**Task input:**
* * * * *

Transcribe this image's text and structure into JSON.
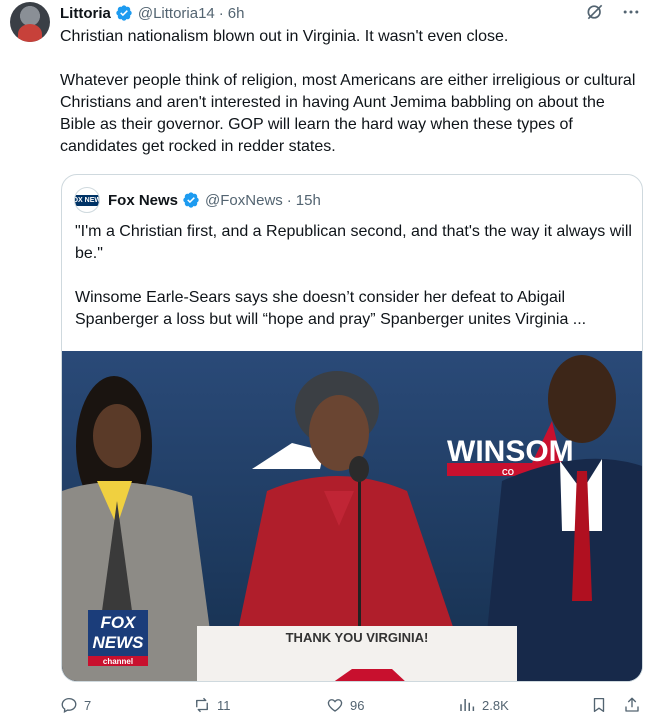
{
  "post": {
    "author_name": "Littoria",
    "handle": "@Littoria14",
    "separator": "·",
    "time": "6h",
    "paragraphs": [
      "Christian nationalism blown out in Virginia. It wasn't even close.",
      "Whatever people think of religion, most Americans are either irreligious or cultural Christians and aren't interested in having Aunt Jemima babbling on about the Bible as their governor. GOP will learn the hard way when these types of candidates get rocked in redder states."
    ]
  },
  "quoted": {
    "author_name": "Fox News",
    "handle": "@FoxNews",
    "separator": "·",
    "time": "15h",
    "avatar_text": "FOX NEWS",
    "paragraphs": [
      "\"I'm a Christian first, and a Republican second, and that's the way it always will be.\"",
      "Winsome Earle-Sears says she doesn’t consider her defeat to Abigail Spanberger a loss but will “hope and pray” Spanberger unites Virginia ..."
    ],
    "media": {
      "banner_text": "THANK YOU VIRGINIA!",
      "sign_text": "WINSOM",
      "sign_subtext": "CO",
      "logo_line1": "FOX",
      "logo_line2": "NEWS",
      "logo_line3": "channel"
    }
  },
  "actions": {
    "replies": "7",
    "reposts": "11",
    "likes": "96",
    "views": "2.8K"
  },
  "colors": {
    "verified_blue": "#1d9bf0",
    "secondary_text": "#536471",
    "fox_red": "#c8102e"
  },
  "icons": [
    "grok-icon",
    "more-icon",
    "verified-badge-icon",
    "reply-icon",
    "repost-icon",
    "like-icon",
    "views-icon",
    "bookmark-icon",
    "share-icon"
  ]
}
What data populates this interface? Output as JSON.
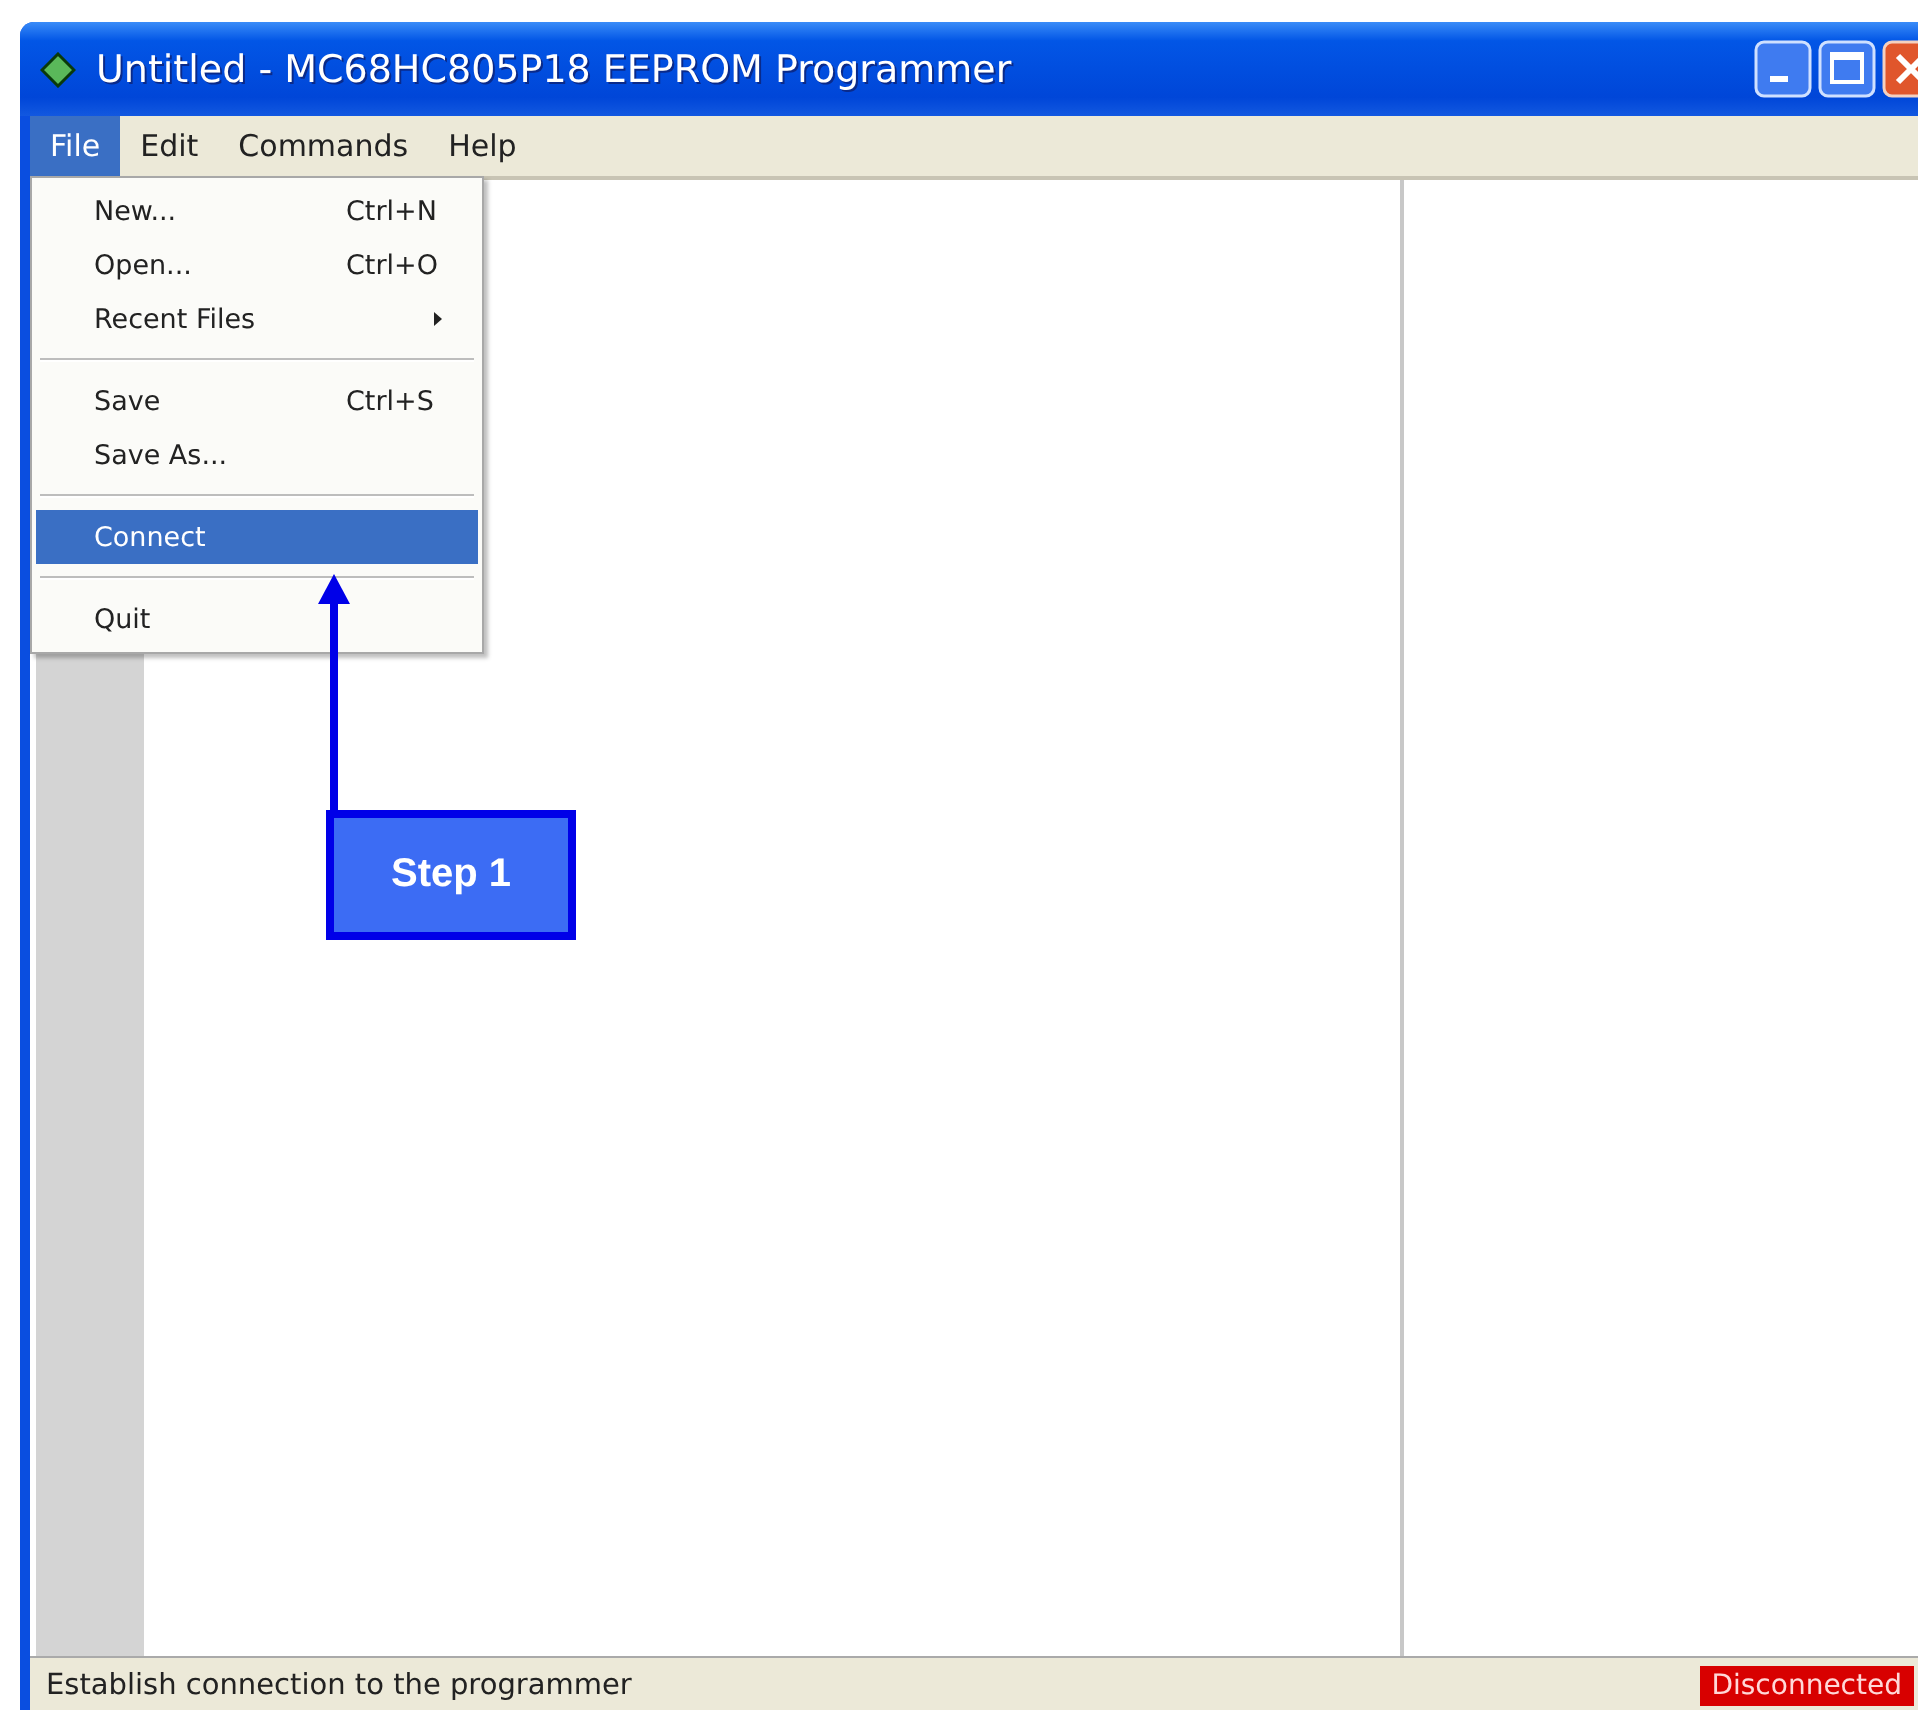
{
  "window": {
    "title": "Untitled - MC68HC805P18 EEPROM Programmer"
  },
  "menu_bar": [
    {
      "label": "File",
      "selected": true
    },
    {
      "label": "Edit",
      "selected": false
    },
    {
      "label": "Commands",
      "selected": false
    },
    {
      "label": "Help",
      "selected": false
    }
  ],
  "file_menu": [
    {
      "kind": "item",
      "label": "New...",
      "shortcut": "Ctrl+N",
      "selected": false
    },
    {
      "kind": "item",
      "label": "Open...",
      "shortcut": "Ctrl+O",
      "selected": false
    },
    {
      "kind": "submenu",
      "label": "Recent Files",
      "selected": false
    },
    {
      "kind": "separator"
    },
    {
      "kind": "item",
      "label": "Save",
      "shortcut": "Ctrl+S",
      "selected": false
    },
    {
      "kind": "item",
      "label": "Save As...",
      "selected": false
    },
    {
      "kind": "separator"
    },
    {
      "kind": "item",
      "label": "Connect",
      "selected": true
    },
    {
      "kind": "separator"
    },
    {
      "kind": "item",
      "label": "Quit",
      "selected": false
    }
  ],
  "callout": {
    "label": "Step 1"
  },
  "status_bar": {
    "message": "Establish connection to the programmer",
    "connection": {
      "label": "Disconnected",
      "connected": false
    }
  }
}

* * * * *

Leave the pictures out and reproduce each record exactly as written.

Transcribe this image's text and structure into JSON.
{
  "post": {
    "author_name": "Littoria",
    "handle": "@Littoria14",
    "separator": "·",
    "time": "6h",
    "paragraphs": [
      "Christian nationalism blown out in Virginia. It wasn't even close.",
      "Whatever people think of religion, most Americans are either irreligious or cultural Christians and aren't interested in having Aunt Jemima babbling on about the Bible as their governor. GOP will learn the hard way when these types of candidates get rocked in redder states."
    ]
  },
  "quoted": {
    "author_name": "Fox News",
    "handle": "@FoxNews",
    "separator": "·",
    "time": "15h",
    "avatar_text": "FOX NEWS",
    "paragraphs": [
      "\"I'm a Christian first, and a Republican second, and that's the way it always will be.\"",
      "Winsome Earle-Sears says she doesn’t consider her defeat to Abigail Spanberger a loss but will “hope and pray” Spanberger unites Virginia ..."
    ],
    "media": {
      "banner_text": "THANK YOU VIRGINIA!",
      "sign_text": "WINSOM",
      "sign_subtext": "CO",
      "logo_line1": "FOX",
      "logo_line2": "NEWS",
      "logo_line3": "channel"
    }
  },
  "actions": {
    "replies": "7",
    "reposts": "11",
    "likes": "96",
    "views": "2.8K"
  },
  "colors": {
    "verified_blue": "#1d9bf0",
    "secondary_text": "#536471",
    "fox_red": "#c8102e"
  },
  "icons": [
    "grok-icon",
    "more-icon",
    "verified-badge-icon",
    "reply-icon",
    "repost-icon",
    "like-icon",
    "views-icon",
    "bookmark-icon",
    "share-icon"
  ]
}
What data populates this interface? Output as JSON.
{
  "window": {
    "title": "Untitled - MC68HC805P18 EEPROM Programmer"
  },
  "menu_bar": [
    {
      "label": "File",
      "selected": true
    },
    {
      "label": "Edit",
      "selected": false
    },
    {
      "label": "Commands",
      "selected": false
    },
    {
      "label": "Help",
      "selected": false
    }
  ],
  "file_menu": [
    {
      "kind": "item",
      "label": "New...",
      "shortcut": "Ctrl+N",
      "selected": false
    },
    {
      "kind": "item",
      "label": "Open...",
      "shortcut": "Ctrl+O",
      "selected": false
    },
    {
      "kind": "submenu",
      "label": "Recent Files",
      "selected": false
    },
    {
      "kind": "separator"
    },
    {
      "kind": "item",
      "label": "Save",
      "shortcut": "Ctrl+S",
      "selected": false
    },
    {
      "kind": "item",
      "label": "Save As...",
      "selected": false
    },
    {
      "kind": "separator"
    },
    {
      "kind": "item",
      "label": "Connect",
      "selected": true
    },
    {
      "kind": "separator"
    },
    {
      "kind": "item",
      "label": "Quit",
      "selected": false
    }
  ],
  "callout": {
    "label": "Step 1"
  },
  "status_bar": {
    "message": "Establish connection to the programmer",
    "connection": {
      "label": "Disconnected",
      "connected": false
    }
  }
}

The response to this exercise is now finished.